Stored items:

····················

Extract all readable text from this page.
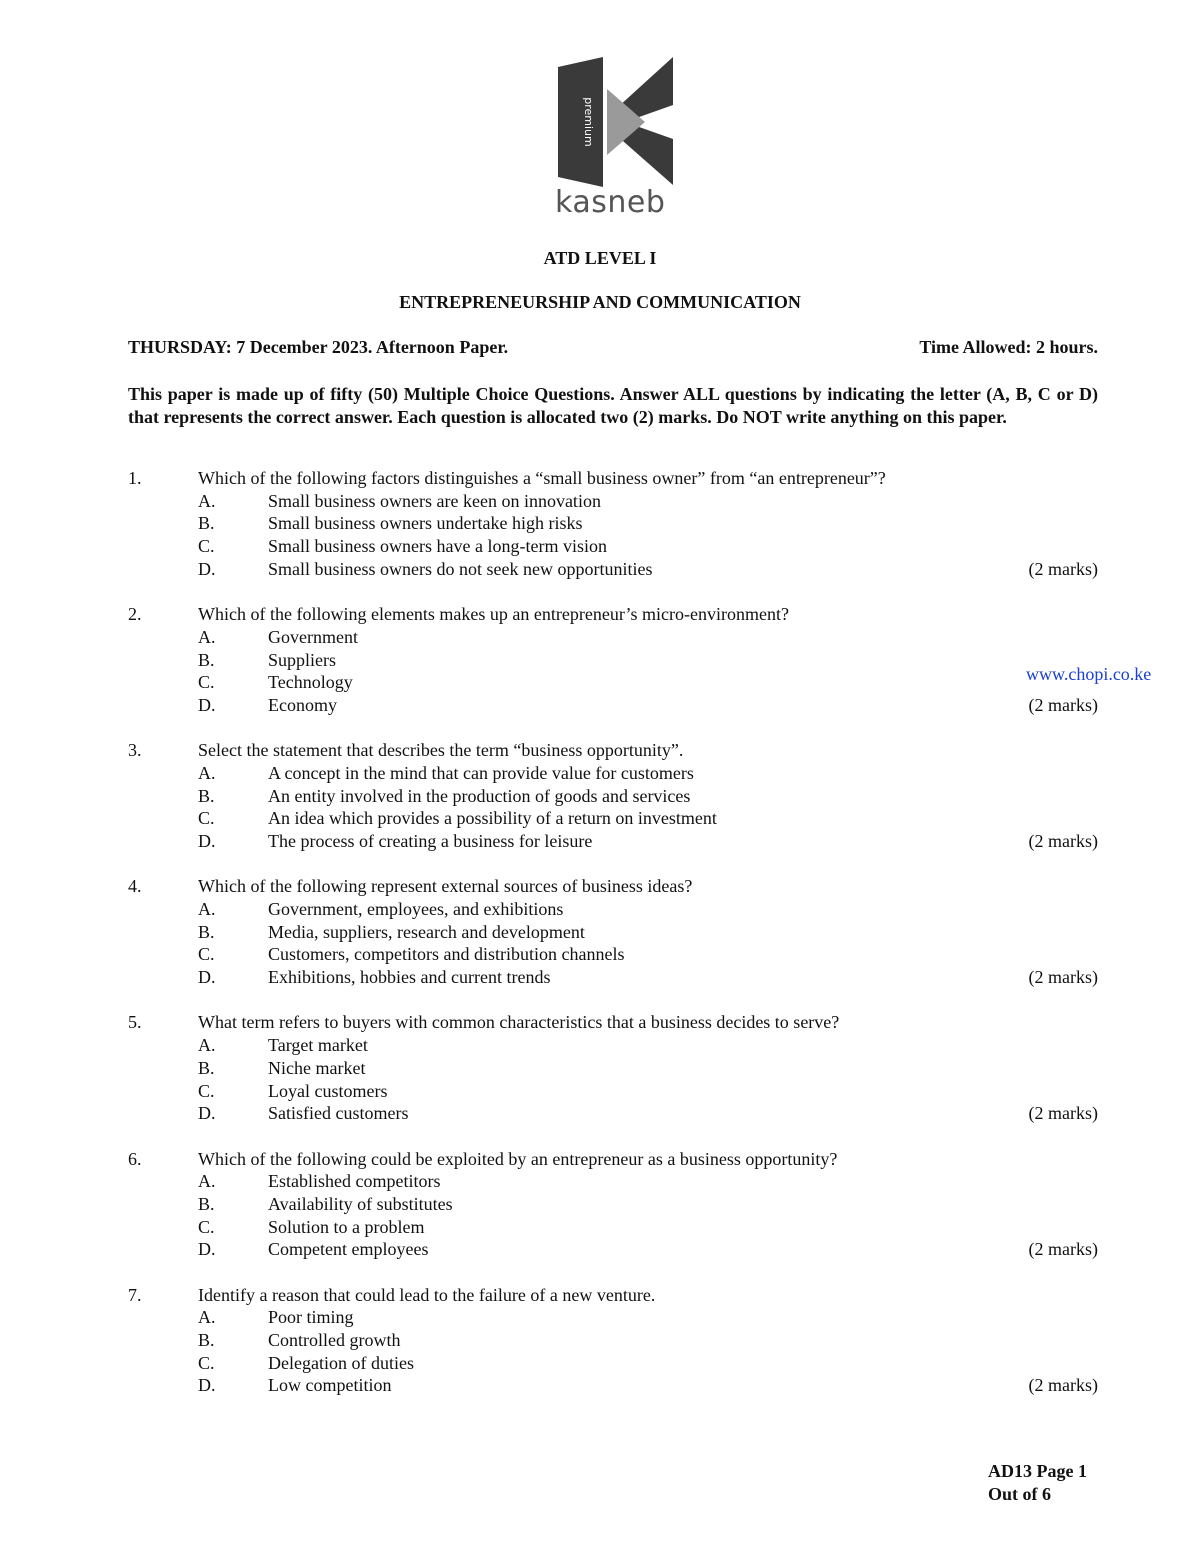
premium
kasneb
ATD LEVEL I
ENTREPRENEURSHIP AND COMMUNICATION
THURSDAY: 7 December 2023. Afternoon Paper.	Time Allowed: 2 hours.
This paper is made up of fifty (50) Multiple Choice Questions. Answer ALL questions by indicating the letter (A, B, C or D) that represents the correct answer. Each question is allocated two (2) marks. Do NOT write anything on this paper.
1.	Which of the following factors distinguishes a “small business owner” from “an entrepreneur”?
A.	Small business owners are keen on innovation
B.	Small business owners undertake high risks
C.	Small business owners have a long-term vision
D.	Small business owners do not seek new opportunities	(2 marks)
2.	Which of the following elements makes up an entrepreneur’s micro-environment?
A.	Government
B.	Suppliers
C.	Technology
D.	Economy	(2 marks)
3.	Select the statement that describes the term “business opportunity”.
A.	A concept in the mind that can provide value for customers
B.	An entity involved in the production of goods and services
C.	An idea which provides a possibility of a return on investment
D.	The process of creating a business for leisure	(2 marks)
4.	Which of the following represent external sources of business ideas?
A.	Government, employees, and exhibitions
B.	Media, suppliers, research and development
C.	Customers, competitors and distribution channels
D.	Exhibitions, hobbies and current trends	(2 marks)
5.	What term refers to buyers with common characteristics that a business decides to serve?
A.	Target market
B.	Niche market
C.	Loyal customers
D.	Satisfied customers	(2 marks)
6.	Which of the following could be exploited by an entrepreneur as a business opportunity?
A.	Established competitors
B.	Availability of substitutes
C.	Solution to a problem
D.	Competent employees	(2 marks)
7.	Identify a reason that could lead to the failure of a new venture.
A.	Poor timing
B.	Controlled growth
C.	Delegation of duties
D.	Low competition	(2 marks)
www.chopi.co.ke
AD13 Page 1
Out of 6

····················

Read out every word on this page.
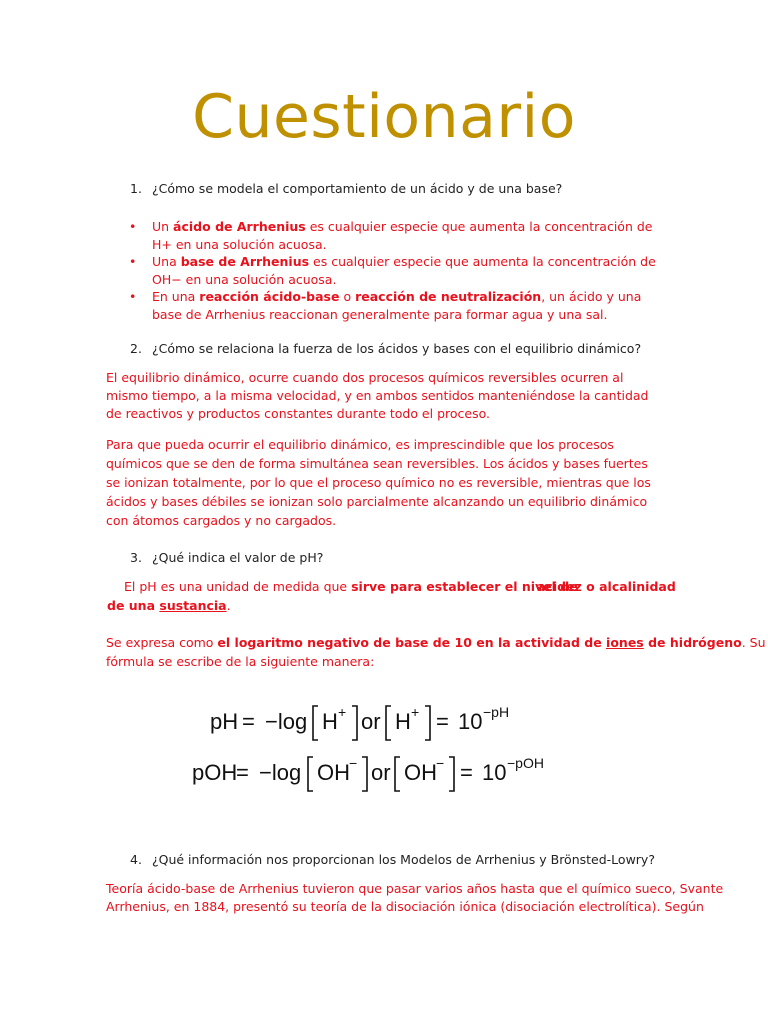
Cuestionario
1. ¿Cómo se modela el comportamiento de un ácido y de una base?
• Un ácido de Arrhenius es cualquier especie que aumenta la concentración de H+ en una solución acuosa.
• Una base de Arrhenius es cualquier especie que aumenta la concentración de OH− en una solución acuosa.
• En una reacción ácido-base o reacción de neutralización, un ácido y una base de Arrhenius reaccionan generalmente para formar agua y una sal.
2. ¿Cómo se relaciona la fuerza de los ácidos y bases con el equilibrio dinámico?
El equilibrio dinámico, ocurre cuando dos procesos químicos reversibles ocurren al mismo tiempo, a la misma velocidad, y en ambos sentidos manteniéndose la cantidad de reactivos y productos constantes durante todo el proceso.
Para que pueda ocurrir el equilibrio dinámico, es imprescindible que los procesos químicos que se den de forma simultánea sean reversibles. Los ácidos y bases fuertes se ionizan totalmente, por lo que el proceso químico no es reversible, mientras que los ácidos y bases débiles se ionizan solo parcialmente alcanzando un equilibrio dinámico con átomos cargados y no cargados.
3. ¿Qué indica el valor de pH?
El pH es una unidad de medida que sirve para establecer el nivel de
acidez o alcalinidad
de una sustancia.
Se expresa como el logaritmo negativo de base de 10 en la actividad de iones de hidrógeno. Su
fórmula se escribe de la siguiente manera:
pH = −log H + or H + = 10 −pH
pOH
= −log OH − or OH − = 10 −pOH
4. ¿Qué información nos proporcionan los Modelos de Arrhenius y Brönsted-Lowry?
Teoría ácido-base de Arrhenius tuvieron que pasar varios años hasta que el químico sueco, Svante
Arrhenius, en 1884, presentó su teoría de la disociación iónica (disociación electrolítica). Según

····················

(Exercise goal) Go through the records and copy each line with "acuosa" in it.

(Correct result)
• Un ácido de Arrhenius es cualquier especie que aumenta la concentración de H+ en una solución acuosa.
• Una base de Arrhenius es cualquier especie que aumenta la concentración de OH− en una solución acuosa.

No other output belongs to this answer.